Data items
## Start

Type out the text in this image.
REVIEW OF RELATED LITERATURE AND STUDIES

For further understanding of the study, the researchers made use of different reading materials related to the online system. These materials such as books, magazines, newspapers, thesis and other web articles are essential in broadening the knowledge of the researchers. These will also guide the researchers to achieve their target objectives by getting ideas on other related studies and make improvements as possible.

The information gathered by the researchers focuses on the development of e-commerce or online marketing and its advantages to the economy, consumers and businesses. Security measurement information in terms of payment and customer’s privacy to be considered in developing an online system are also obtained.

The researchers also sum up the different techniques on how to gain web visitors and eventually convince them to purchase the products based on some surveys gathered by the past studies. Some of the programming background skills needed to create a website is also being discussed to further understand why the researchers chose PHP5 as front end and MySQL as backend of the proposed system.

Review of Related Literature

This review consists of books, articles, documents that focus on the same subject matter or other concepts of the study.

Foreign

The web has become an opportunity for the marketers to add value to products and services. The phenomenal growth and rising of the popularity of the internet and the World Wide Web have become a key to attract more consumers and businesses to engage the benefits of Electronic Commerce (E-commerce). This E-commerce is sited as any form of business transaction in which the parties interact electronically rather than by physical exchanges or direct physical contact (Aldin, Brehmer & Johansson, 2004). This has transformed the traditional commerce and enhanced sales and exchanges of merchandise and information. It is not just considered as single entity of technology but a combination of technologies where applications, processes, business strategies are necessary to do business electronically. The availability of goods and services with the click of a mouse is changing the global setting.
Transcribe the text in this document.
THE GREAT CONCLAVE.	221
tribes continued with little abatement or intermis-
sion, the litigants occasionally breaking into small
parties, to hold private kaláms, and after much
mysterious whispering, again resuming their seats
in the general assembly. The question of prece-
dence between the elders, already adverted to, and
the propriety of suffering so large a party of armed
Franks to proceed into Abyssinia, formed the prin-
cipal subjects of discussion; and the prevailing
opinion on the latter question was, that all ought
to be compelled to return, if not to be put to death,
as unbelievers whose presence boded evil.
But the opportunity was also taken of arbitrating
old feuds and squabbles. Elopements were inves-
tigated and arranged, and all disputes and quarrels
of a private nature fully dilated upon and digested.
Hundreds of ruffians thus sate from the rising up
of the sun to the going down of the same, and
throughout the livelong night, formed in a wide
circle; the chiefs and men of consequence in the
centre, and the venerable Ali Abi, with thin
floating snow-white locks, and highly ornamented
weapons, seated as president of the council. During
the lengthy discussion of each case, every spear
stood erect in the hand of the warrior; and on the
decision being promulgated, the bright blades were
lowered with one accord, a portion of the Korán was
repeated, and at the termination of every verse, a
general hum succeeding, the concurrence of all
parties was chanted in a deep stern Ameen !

## End

- _WHAT IS REQUIRED_: Lines from the records above that hold "different" are the ones to list.

- _EXERCISE OUTPUT_:
For further understanding of the study, the researchers made use of different reading materials related to the online system. These materials such as books, magazines, newspapers, thesis and other web articles are essential in broadening the knowledge of the researchers. These will also guide the researchers to achieve their target objectives by getting ideas on other related studies and make improvements as possible.
The researchers also sum up the different techniques on how to gain web visitors and eventually convince them to purchase the products based on some surveys gathered by the past studies. Some of the programming background skills needed to create a website is also being discussed to further understand why the researchers chose PHP5 as front end and MySQL as backend of the proposed system.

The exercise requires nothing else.